■ **AIM**
Could you repeat the records below exactly, leaving out any pictures?

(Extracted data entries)
-.-.-

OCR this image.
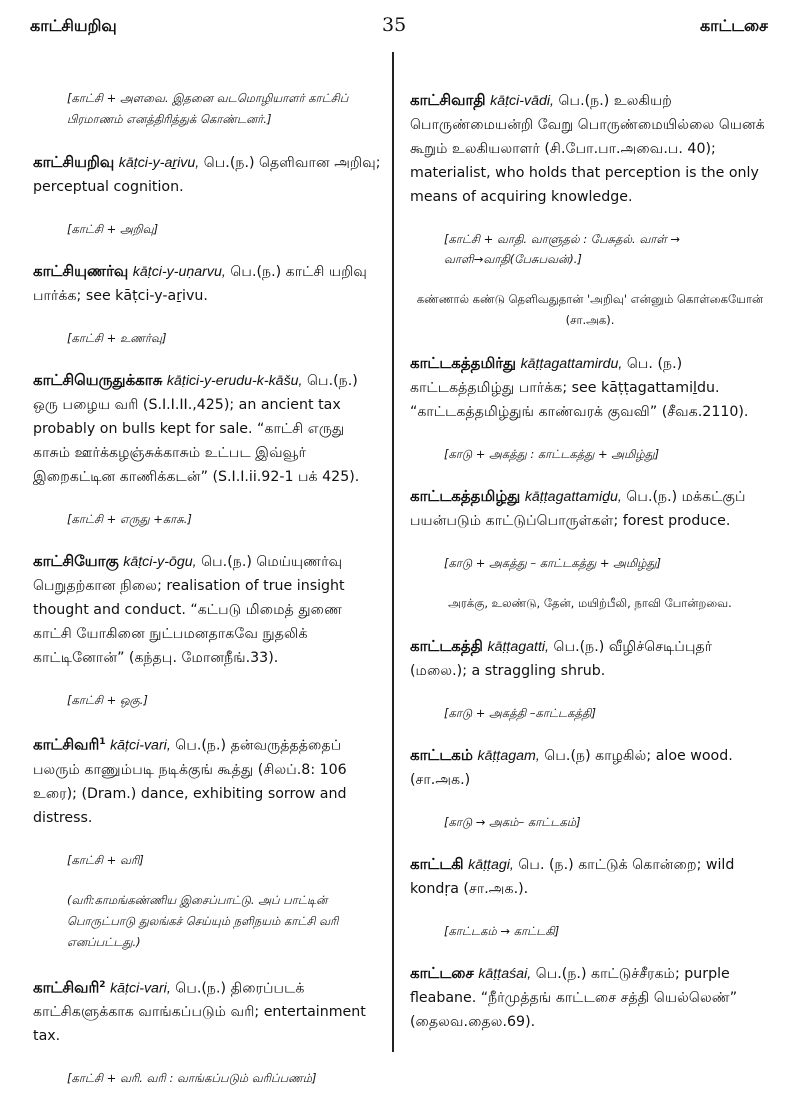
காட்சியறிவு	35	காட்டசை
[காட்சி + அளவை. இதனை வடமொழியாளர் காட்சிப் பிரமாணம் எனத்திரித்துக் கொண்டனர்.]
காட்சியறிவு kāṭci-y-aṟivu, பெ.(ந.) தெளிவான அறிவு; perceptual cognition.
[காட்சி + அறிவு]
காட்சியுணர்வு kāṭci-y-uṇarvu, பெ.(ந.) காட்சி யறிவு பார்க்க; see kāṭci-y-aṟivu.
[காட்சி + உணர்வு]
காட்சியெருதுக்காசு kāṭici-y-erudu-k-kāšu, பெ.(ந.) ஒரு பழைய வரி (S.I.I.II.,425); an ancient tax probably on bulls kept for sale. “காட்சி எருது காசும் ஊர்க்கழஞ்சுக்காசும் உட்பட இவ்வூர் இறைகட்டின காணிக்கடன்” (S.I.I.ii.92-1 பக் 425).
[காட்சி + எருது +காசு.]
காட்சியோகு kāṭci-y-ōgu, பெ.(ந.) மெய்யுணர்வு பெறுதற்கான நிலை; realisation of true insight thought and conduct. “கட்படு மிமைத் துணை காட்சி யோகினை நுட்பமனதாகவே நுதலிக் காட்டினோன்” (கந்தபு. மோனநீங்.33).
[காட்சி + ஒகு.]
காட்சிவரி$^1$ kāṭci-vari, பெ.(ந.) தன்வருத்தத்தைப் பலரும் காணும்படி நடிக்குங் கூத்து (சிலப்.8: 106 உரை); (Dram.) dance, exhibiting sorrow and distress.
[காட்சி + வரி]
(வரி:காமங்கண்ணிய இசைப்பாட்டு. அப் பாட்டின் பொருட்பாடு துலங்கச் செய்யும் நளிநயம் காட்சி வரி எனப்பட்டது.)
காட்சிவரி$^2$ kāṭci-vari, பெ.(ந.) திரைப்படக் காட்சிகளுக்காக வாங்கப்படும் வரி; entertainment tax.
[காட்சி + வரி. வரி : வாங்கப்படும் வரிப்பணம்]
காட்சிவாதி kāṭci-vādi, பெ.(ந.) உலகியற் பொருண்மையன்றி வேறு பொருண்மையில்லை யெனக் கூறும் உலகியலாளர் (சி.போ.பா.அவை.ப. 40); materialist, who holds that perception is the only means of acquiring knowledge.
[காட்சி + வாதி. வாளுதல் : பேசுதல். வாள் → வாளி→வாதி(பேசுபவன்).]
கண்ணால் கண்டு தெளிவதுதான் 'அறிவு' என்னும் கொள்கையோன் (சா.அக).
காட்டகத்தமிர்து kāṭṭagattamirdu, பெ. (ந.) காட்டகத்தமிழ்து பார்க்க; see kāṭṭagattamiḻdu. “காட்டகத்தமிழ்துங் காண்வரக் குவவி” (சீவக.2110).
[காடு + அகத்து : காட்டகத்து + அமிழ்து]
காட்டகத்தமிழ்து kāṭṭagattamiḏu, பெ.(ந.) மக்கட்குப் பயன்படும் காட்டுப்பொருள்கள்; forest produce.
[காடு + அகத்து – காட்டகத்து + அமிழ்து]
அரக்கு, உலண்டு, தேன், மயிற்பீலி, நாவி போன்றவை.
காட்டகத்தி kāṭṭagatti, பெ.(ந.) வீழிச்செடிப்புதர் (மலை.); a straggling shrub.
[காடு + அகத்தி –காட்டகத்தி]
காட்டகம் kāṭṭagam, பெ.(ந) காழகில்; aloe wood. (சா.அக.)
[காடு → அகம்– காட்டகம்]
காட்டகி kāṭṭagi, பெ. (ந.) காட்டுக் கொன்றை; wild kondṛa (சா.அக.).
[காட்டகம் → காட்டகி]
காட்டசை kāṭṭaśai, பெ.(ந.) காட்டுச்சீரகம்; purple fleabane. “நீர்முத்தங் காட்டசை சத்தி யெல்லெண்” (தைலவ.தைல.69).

-.-.-

■ **ANSWER TO THE EXERCISE**
OCR this image.
காட்சியறிவு	35	காட்டசை
[காட்சி + அளவை. இதனை வடமொழியாளர் காட்சிப் பிரமாணம் எனத்திரித்துக் கொண்டனர்.]
காட்சியறிவு kāṭci-y-aṟivu, பெ.(ந.) தெளிவான அறிவு; perceptual cognition.
[காட்சி + அறிவு]
காட்சியுணர்வு kāṭci-y-uṇarvu, பெ.(ந.) காட்சி யறிவு பார்க்க; see kāṭci-y-aṟivu.
[காட்சி + உணர்வு]
காட்சியெருதுக்காசு kāṭici-y-erudu-k-kāšu, பெ.(ந.) ஒரு பழைய வரி (S.I.I.II.,425); an ancient tax probably on bulls kept for sale. “காட்சி எருது காசும் ஊர்க்கழஞ்சுக்காசும் உட்பட இவ்வூர் இறைகட்டின காணிக்கடன்” (S.I.I.ii.92-1 பக் 425).
[காட்சி + எருது +காசு.]
காட்சியோகு kāṭci-y-ōgu, பெ.(ந.) மெய்யுணர்வு பெறுதற்கான நிலை; realisation of true insight thought and conduct. “கட்படு மிமைத் துணை காட்சி யோகினை நுட்பமனதாகவே நுதலிக் காட்டினோன்” (கந்தபு. மோனநீங்.33).
[காட்சி + ஒகு.]
காட்சிவரி$^1$ kāṭci-vari, பெ.(ந.) தன்வருத்தத்தைப் பலரும் காணும்படி நடிக்குங் கூத்து (சிலப்.8: 106 உரை); (Dram.) dance, exhibiting sorrow and distress.
[காட்சி + வரி]
(வரி:காமங்கண்ணிய இசைப்பாட்டு. அப் பாட்டின் பொருட்பாடு துலங்கச் செய்யும் நளிநயம் காட்சி வரி எனப்பட்டது.)
காட்சிவரி$^2$ kāṭci-vari, பெ.(ந.) திரைப்படக் காட்சிகளுக்காக வாங்கப்படும் வரி; entertainment tax.
[காட்சி + வரி. வரி : வாங்கப்படும் வரிப்பணம்]
காட்சிவாதி kāṭci-vādi, பெ.(ந.) உலகியற் பொருண்மையன்றி வேறு பொருண்மையில்லை யெனக் கூறும் உலகியலாளர் (சி.போ.பா.அவை.ப. 40); materialist, who holds that perception is the only means of acquiring knowledge.
[காட்சி + வாதி. வாளுதல் : பேசுதல். வாள் → வாளி→வாதி(பேசுபவன்).]
கண்ணால் கண்டு தெளிவதுதான் 'அறிவு' என்னும் கொள்கையோன் (சா.அக).
காட்டகத்தமிர்து kāṭṭagattamirdu, பெ. (ந.) காட்டகத்தமிழ்து பார்க்க; see kāṭṭagattamiḻdu. “காட்டகத்தமிழ்துங் காண்வரக் குவவி” (சீவக.2110).
[காடு + அகத்து : காட்டகத்து + அமிழ்து]
காட்டகத்தமிழ்து kāṭṭagattamiḏu, பெ.(ந.) மக்கட்குப் பயன்படும் காட்டுப்பொருள்கள்; forest produce.
[காடு + அகத்து – காட்டகத்து + அமிழ்து]
அரக்கு, உலண்டு, தேன், மயிற்பீலி, நாவி போன்றவை.
காட்டகத்தி kāṭṭagatti, பெ.(ந.) வீழிச்செடிப்புதர் (மலை.); a straggling shrub.
[காடு + அகத்தி –காட்டகத்தி]
காட்டகம் kāṭṭagam, பெ.(ந) காழகில்; aloe wood. (சா.அக.)
[காடு → அகம்– காட்டகம்]
காட்டகி kāṭṭagi, பெ. (ந.) காட்டுக் கொன்றை; wild kondṛa (சா.அக.).
[காட்டகம் → காட்டகி]
காட்டசை kāṭṭaśai, பெ.(ந.) காட்டுச்சீரகம்; purple fleabane. “நீர்முத்தங் காட்டசை சத்தி யெல்லெண்” (தைலவ.தைல.69).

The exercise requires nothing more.